## SET TASK
How many lines of these entries hold the string "erstellen"? Reply with the number alone.

## GIVEN DATA
####

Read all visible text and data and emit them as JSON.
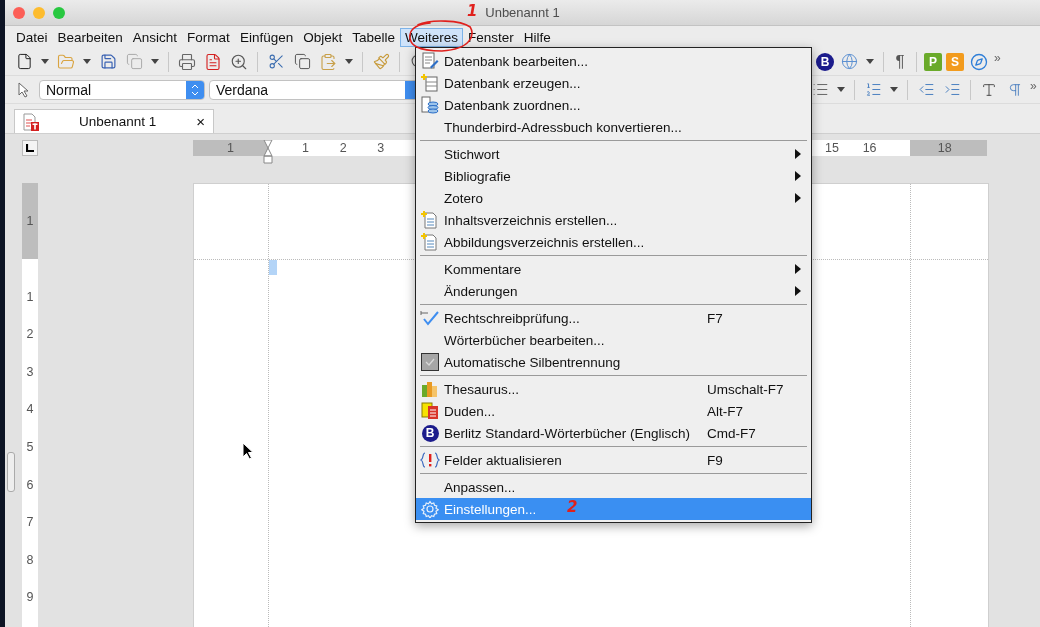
{
  "window": {
    "title": "Unbenannt 1"
  },
  "menu_bar": [
    {
      "label": "Datei",
      "selected": false
    },
    {
      "label": "Bearbeiten",
      "selected": false
    },
    {
      "label": "Ansicht",
      "selected": false
    },
    {
      "label": "Format",
      "selected": false
    },
    {
      "label": "Einfügen",
      "selected": false
    },
    {
      "label": "Objekt",
      "selected": false
    },
    {
      "label": "Tabelle",
      "selected": false
    },
    {
      "label": "Weiteres",
      "selected": true
    },
    {
      "label": "Fenster",
      "selected": false
    },
    {
      "label": "Hilfe",
      "selected": false
    }
  ],
  "standard_toolbar": {
    "badges": [
      {
        "label": "B",
        "color": "#1c1c8c"
      },
      {
        "label": "¶",
        "color": "#555555"
      },
      {
        "label": "P",
        "color": "#6aaa2a"
      },
      {
        "label": "S",
        "color": "#f29b1d"
      }
    ],
    "overflow": "»"
  },
  "format_toolbar": {
    "paragraph_style": "Normal",
    "font_name": "Verdana",
    "overflow": "»"
  },
  "document_tabs": [
    {
      "label": "Unbenannt 1",
      "selected": true,
      "close": "×"
    }
  ],
  "horizontal_ruler": {
    "labels": [
      "1",
      "1",
      "2",
      "3",
      "15",
      "16",
      "18"
    ]
  },
  "vertical_ruler": {
    "labels": [
      "1",
      "1",
      "2",
      "3",
      "4",
      "5",
      "6",
      "7",
      "8",
      "9"
    ]
  },
  "menu": {
    "groups": [
      [
        {
          "kind": "command",
          "label": "Datenbank bearbeiten...",
          "selected": false
        },
        {
          "kind": "command",
          "label": "Datenbank erzeugen...",
          "selected": false
        },
        {
          "kind": "command",
          "label": "Datenbank zuordnen...",
          "selected": false
        },
        {
          "kind": "command",
          "label": "Thunderbird-Adressbuch konvertieren...",
          "selected": false
        }
      ],
      [
        {
          "kind": "submenu",
          "label": "Stichwort",
          "selected": false
        },
        {
          "kind": "submenu",
          "label": "Bibliografie",
          "selected": false
        },
        {
          "kind": "submenu",
          "label": "Zotero",
          "selected": false
        },
        {
          "kind": "command",
          "label": "Inhaltsverzeichnis erstellen...",
          "selected": false
        },
        {
          "kind": "command",
          "label": "Abbildungsverzeichnis erstellen...",
          "selected": false
        }
      ],
      [
        {
          "kind": "submenu",
          "label": "Kommentare",
          "selected": false
        },
        {
          "kind": "submenu",
          "label": "Änderungen",
          "selected": false
        }
      ],
      [
        {
          "kind": "command",
          "label": "Rechtschreibprüfung...",
          "shortcut": "F7",
          "selected": false
        },
        {
          "kind": "command",
          "label": "Wörterbücher bearbeiten...",
          "selected": false
        },
        {
          "kind": "check",
          "label": "Automatische Silbentrennung",
          "checked": true,
          "selected": false
        }
      ],
      [
        {
          "kind": "command",
          "label": "Thesaurus...",
          "shortcut": "Umschalt-F7",
          "selected": false
        },
        {
          "kind": "command",
          "label": "Duden...",
          "shortcut": "Alt-F7",
          "selected": false
        },
        {
          "kind": "command",
          "label": "Berlitz Standard-Wörterbücher (Englisch)",
          "shortcut": "Cmd-F7",
          "badge": "B",
          "selected": false
        }
      ],
      [
        {
          "kind": "command",
          "label": "Felder aktualisieren",
          "shortcut": "F9",
          "selected": false
        }
      ],
      [
        {
          "kind": "command",
          "label": "Anpassen...",
          "selected": false
        },
        {
          "kind": "command",
          "label": "Einstellungen...",
          "selected": true
        }
      ]
    ]
  },
  "annotations": [
    {
      "label": "1"
    },
    {
      "label": "2"
    }
  ]
}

####

## SOLUTION TO THIS EXERCISE
2